(Figure contents as structured data)
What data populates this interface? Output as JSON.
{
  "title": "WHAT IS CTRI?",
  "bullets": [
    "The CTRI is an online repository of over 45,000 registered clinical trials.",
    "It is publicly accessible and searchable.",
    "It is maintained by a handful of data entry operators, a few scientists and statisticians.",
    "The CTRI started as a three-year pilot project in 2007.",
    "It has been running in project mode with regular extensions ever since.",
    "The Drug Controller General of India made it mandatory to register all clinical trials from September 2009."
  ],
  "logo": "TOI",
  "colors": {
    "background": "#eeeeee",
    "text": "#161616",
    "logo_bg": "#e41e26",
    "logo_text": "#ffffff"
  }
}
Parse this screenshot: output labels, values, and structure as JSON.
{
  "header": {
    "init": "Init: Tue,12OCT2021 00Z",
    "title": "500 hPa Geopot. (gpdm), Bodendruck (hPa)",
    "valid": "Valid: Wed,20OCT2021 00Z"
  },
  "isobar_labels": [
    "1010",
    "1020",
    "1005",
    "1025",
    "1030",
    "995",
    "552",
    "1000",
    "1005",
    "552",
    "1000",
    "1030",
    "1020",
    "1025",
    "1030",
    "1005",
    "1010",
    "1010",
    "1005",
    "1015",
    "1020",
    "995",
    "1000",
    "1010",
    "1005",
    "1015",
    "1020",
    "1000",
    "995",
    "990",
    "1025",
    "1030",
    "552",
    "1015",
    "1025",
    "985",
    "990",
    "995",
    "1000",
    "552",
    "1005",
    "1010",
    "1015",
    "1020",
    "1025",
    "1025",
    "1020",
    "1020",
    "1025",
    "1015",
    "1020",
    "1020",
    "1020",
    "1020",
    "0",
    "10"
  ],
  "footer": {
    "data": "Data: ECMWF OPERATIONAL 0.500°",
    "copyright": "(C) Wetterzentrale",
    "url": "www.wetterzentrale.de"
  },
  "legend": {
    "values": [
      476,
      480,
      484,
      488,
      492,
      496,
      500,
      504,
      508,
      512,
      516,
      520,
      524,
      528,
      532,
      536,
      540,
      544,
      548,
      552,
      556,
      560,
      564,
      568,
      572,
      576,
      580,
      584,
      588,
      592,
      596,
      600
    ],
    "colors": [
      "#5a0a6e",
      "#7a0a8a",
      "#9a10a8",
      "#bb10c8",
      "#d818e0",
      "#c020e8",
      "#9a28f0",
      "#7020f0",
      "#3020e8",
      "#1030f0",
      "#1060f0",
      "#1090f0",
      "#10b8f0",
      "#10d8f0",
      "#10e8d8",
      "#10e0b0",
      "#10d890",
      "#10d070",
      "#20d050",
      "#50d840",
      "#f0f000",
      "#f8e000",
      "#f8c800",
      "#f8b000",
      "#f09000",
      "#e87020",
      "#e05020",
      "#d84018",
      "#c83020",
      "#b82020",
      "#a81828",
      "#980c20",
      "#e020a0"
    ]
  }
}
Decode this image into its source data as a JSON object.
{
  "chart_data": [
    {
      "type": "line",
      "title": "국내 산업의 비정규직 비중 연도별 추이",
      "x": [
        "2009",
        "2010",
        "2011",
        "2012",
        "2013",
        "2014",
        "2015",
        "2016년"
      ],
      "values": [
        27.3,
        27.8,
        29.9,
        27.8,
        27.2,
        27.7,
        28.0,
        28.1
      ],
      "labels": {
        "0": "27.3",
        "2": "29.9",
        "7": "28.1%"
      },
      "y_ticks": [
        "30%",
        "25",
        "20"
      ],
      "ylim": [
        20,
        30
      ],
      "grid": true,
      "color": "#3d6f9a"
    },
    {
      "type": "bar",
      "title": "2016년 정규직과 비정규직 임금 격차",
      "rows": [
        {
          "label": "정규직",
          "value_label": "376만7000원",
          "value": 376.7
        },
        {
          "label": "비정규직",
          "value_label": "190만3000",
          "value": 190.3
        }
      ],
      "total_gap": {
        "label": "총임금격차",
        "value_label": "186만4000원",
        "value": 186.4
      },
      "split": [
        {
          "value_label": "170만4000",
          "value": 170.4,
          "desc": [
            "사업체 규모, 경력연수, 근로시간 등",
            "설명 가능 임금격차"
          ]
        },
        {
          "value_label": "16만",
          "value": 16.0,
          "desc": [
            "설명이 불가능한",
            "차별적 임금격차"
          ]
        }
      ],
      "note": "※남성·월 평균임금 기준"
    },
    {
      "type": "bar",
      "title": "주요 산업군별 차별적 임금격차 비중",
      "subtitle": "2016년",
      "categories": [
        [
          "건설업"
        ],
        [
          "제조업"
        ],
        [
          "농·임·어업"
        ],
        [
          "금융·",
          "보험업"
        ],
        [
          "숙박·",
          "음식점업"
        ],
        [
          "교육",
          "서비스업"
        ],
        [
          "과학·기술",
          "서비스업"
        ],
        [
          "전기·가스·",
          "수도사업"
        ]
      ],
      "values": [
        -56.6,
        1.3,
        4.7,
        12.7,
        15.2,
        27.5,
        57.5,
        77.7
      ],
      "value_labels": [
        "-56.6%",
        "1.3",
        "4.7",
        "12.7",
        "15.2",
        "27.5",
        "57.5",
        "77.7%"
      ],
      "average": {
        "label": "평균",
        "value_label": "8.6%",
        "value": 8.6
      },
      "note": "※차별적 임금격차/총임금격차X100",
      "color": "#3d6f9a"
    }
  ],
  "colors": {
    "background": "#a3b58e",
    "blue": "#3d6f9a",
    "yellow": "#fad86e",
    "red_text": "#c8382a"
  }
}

• Stated problem: Pull out every line in the material above where "trials" occurs.

• Worked answer:
    "The CTRI is an online repository of over 45,000 registered clinical trials.",
    "The Drug Controller General of India made it mandatory to register all clinical trials from September 2009."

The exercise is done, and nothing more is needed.